- [Problem to work on]:
Find every line below that contains the word "Effect" and copy it out.

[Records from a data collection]
>> BEGIN

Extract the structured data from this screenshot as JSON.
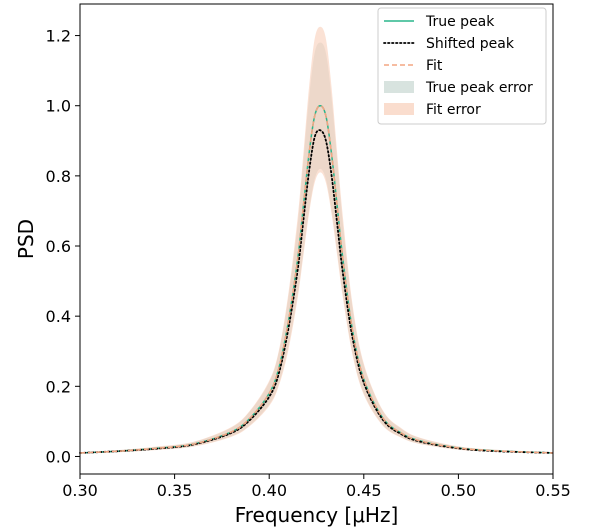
{
  "chart_data": {
    "type": "line",
    "title": "",
    "xlabel": "Frequency [μHz]",
    "ylabel": "PSD",
    "xlim": [
      0.3,
      0.55
    ],
    "ylim": [
      -0.05,
      1.29
    ],
    "xticks": [
      "0.30",
      "0.35",
      "0.40",
      "0.45",
      "0.50",
      "0.55"
    ],
    "xtick_values": [
      0.3,
      0.35,
      0.4,
      0.45,
      0.5,
      0.55
    ],
    "yticks": [
      "0.0",
      "0.2",
      "0.4",
      "0.6",
      "0.8",
      "1.0",
      "1.2"
    ],
    "ytick_values": [
      0.0,
      0.2,
      0.4,
      0.6,
      0.8,
      1.0,
      1.2
    ],
    "grid": false,
    "legend_position": "top-right",
    "x": [
      0.3,
      0.32,
      0.34,
      0.36,
      0.38,
      0.39,
      0.4,
      0.405,
      0.41,
      0.415,
      0.418,
      0.421,
      0.424,
      0.427,
      0.43,
      0.433,
      0.436,
      0.439,
      0.444,
      0.45,
      0.46,
      0.47,
      0.48,
      0.5,
      0.52,
      0.55
    ],
    "series": [
      {
        "name": "True peak",
        "style": "solid",
        "color": "#2ab68c",
        "values": [
          0.01,
          0.015,
          0.023,
          0.035,
          0.07,
          0.11,
          0.18,
          0.25,
          0.38,
          0.56,
          0.71,
          0.86,
          0.97,
          1.0,
          0.97,
          0.86,
          0.71,
          0.56,
          0.36,
          0.22,
          0.11,
          0.066,
          0.044,
          0.024,
          0.016,
          0.01
        ]
      },
      {
        "name": "Shifted peak",
        "style": "dotted",
        "color": "#000000",
        "values": [
          0.01,
          0.015,
          0.022,
          0.034,
          0.067,
          0.105,
          0.17,
          0.235,
          0.36,
          0.53,
          0.67,
          0.81,
          0.91,
          0.93,
          0.9,
          0.8,
          0.66,
          0.52,
          0.34,
          0.21,
          0.105,
          0.063,
          0.042,
          0.023,
          0.015,
          0.01
        ]
      },
      {
        "name": "Fit",
        "style": "dashed",
        "color": "#f4a582",
        "values": [
          0.01,
          0.015,
          0.023,
          0.035,
          0.07,
          0.11,
          0.18,
          0.25,
          0.38,
          0.56,
          0.71,
          0.86,
          0.97,
          1.0,
          0.97,
          0.86,
          0.71,
          0.56,
          0.36,
          0.22,
          0.11,
          0.066,
          0.044,
          0.024,
          0.016,
          0.01
        ]
      }
    ],
    "bands": [
      {
        "name": "True peak error",
        "color": "#a9c1b8",
        "opacity": 0.35,
        "lower": [
          0.008,
          0.012,
          0.019,
          0.029,
          0.058,
          0.09,
          0.148,
          0.205,
          0.31,
          0.46,
          0.58,
          0.7,
          0.79,
          0.82,
          0.79,
          0.7,
          0.58,
          0.46,
          0.295,
          0.18,
          0.09,
          0.054,
          0.036,
          0.02,
          0.013,
          0.008
        ],
        "upper": [
          0.012,
          0.018,
          0.027,
          0.041,
          0.082,
          0.13,
          0.212,
          0.295,
          0.45,
          0.66,
          0.84,
          1.02,
          1.15,
          1.18,
          1.15,
          1.02,
          0.84,
          0.66,
          0.425,
          0.26,
          0.13,
          0.078,
          0.052,
          0.028,
          0.019,
          0.012
        ]
      },
      {
        "name": "Fit error",
        "color": "#f8cbb3",
        "opacity": 0.55,
        "lower": [
          0.008,
          0.012,
          0.018,
          0.028,
          0.056,
          0.088,
          0.144,
          0.2,
          0.3,
          0.45,
          0.57,
          0.69,
          0.78,
          0.81,
          0.78,
          0.69,
          0.57,
          0.45,
          0.29,
          0.176,
          0.088,
          0.053,
          0.035,
          0.019,
          0.013,
          0.008
        ],
        "upper": [
          0.012,
          0.018,
          0.028,
          0.042,
          0.084,
          0.132,
          0.216,
          0.3,
          0.46,
          0.68,
          0.86,
          1.05,
          1.19,
          1.225,
          1.19,
          1.05,
          0.86,
          0.68,
          0.435,
          0.265,
          0.132,
          0.08,
          0.053,
          0.029,
          0.019,
          0.012
        ]
      }
    ]
  }
}
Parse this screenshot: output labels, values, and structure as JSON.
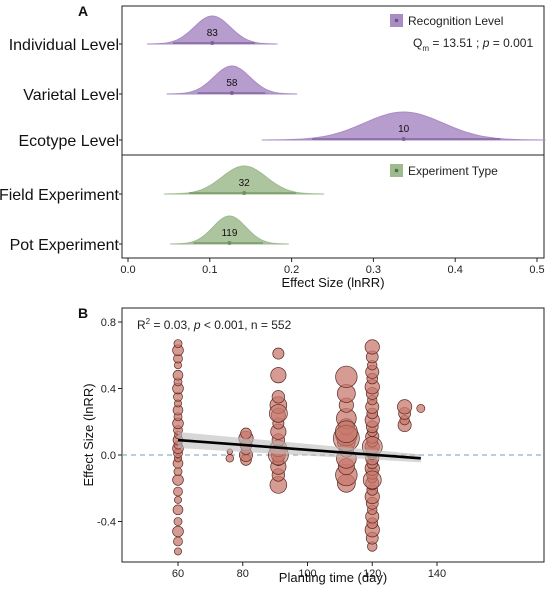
{
  "chart_data": [
    {
      "type": "density",
      "panel_label": "A",
      "xlabel": "Effect Size (lnRR)",
      "xlim": [
        -0.02,
        0.5
      ],
      "xticks": [
        "0.0",
        "0.1",
        "0.2",
        "0.3",
        "0.4",
        "0.5"
      ],
      "xtick_values": [
        0,
        0.1,
        0.2,
        0.3,
        0.4,
        0.5
      ],
      "groups": [
        {
          "legend": "Recognition Level",
          "color": "#a98cc4",
          "stat_prefix": "Q",
          "stat_sub": "m",
          "stat_eq": " = 13.51 ;  ",
          "stat_p": "p",
          "stat_pval": " = 0.001",
          "categories": [
            {
              "label": "Individual Level",
              "mean": 0.103,
              "sd": 0.022,
              "ci": [
                0.055,
                0.155
              ],
              "n": "83"
            },
            {
              "label": "Varietal Level",
              "mean": 0.127,
              "sd": 0.022,
              "ci": [
                0.085,
                0.168
              ],
              "n": "58"
            },
            {
              "label": "Ecotype Level",
              "mean": 0.337,
              "sd": 0.048,
              "ci": [
                0.225,
                0.455
              ],
              "n": "10"
            }
          ]
        },
        {
          "legend": "Experiment Type",
          "color": "#9dbb8e",
          "categories": [
            {
              "label": "Field Experiment",
              "mean": 0.142,
              "sd": 0.027,
              "ci": [
                0.075,
                0.205
              ],
              "n": "32"
            },
            {
              "label": "Pot Experiment",
              "mean": 0.124,
              "sd": 0.02,
              "ci": [
                0.08,
                0.165
              ],
              "n": "119"
            }
          ]
        }
      ]
    },
    {
      "type": "scatter",
      "panel_label": "B",
      "xlabel": "Planting time (day)",
      "ylabel": "Effect Size (lnRR)",
      "xlim": [
        45,
        160
      ],
      "ylim": [
        -0.65,
        0.87
      ],
      "xticks": [
        "60",
        "80",
        "100",
        "120",
        "140"
      ],
      "xtick_values": [
        60,
        80,
        100,
        120,
        140
      ],
      "yticks": [
        "-0.4",
        "0.0",
        "0.4",
        "0.8"
      ],
      "ytick_values": [
        -0.4,
        0,
        0.4,
        0.8
      ],
      "annotation_prefix": "R",
      "annotation_sup": "2",
      "annotation_mid": " = 0.03, ",
      "annotation_p": "p",
      "annotation_rest": " < 0.001, n = 552",
      "regression": {
        "x": [
          60,
          135
        ],
        "y": [
          0.09,
          -0.02
        ]
      },
      "reference_line": 0,
      "point_color": "#c87a6e",
      "clusters": [
        {
          "x": 60,
          "values": [
            -0.58,
            -0.52,
            -0.46,
            -0.4,
            -0.33,
            -0.27,
            -0.22,
            -0.15,
            -0.1,
            -0.05,
            -0.02,
            0.01,
            0.04,
            0.06,
            0.09,
            0.12,
            0.15,
            0.19,
            0.23,
            0.27,
            0.31,
            0.35,
            0.4,
            0.44,
            0.48,
            0.54,
            0.58,
            0.63,
            0.67
          ],
          "size": 4.5
        },
        {
          "x": 76,
          "values": [
            -0.02,
            0.02
          ],
          "size": 3.5
        },
        {
          "x": 81,
          "values": [
            -0.03,
            0.0,
            0.03,
            0.06,
            0.1,
            0.13
          ],
          "size": 6
        },
        {
          "x": 91,
          "values": [
            -0.18,
            -0.12,
            -0.07,
            -0.03,
            0.0,
            0.04,
            0.09,
            0.14,
            0.19,
            0.24,
            0.3,
            0.35,
            0.48,
            0.61
          ],
          "size": 7
        },
        {
          "x": 112,
          "values": [
            -0.17,
            -0.12,
            -0.07,
            -0.02,
            0.03,
            0.08,
            0.12,
            0.17,
            0.22,
            0.3,
            0.37,
            0.47
          ],
          "size": 9
        },
        {
          "x": 120,
          "values": [
            -0.55,
            -0.5,
            -0.45,
            -0.41,
            -0.37,
            -0.33,
            -0.29,
            -0.25,
            -0.21,
            -0.17,
            -0.14,
            -0.11,
            -0.08,
            -0.05,
            -0.02,
            0.0,
            0.02,
            0.05,
            0.08,
            0.11,
            0.14,
            0.17,
            0.21,
            0.25,
            0.29,
            0.33,
            0.37,
            0.41,
            0.46,
            0.5,
            0.54,
            0.59,
            0.65
          ],
          "size": 6
        },
        {
          "x": 130,
          "values": [
            0.18,
            0.21,
            0.25,
            0.29
          ],
          "size": 6
        },
        {
          "x": 135,
          "values": [
            0.28
          ],
          "size": 4.5
        }
      ],
      "big_points": [
        {
          "x": 112,
          "y": 0.1,
          "size": 13
        },
        {
          "x": 112,
          "y": 0.14,
          "size": 11
        },
        {
          "x": 91,
          "y": 0.0,
          "size": 10
        },
        {
          "x": 91,
          "y": 0.25,
          "size": 9
        },
        {
          "x": 120,
          "y": 0.05,
          "size": 10
        },
        {
          "x": 120,
          "y": -0.15,
          "size": 9
        }
      ]
    }
  ]
}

>> END

- [The completed task]:
      "xlabel": "Effect Size (lnRR)",
      "ylabel": "Effect Size (lnRR)",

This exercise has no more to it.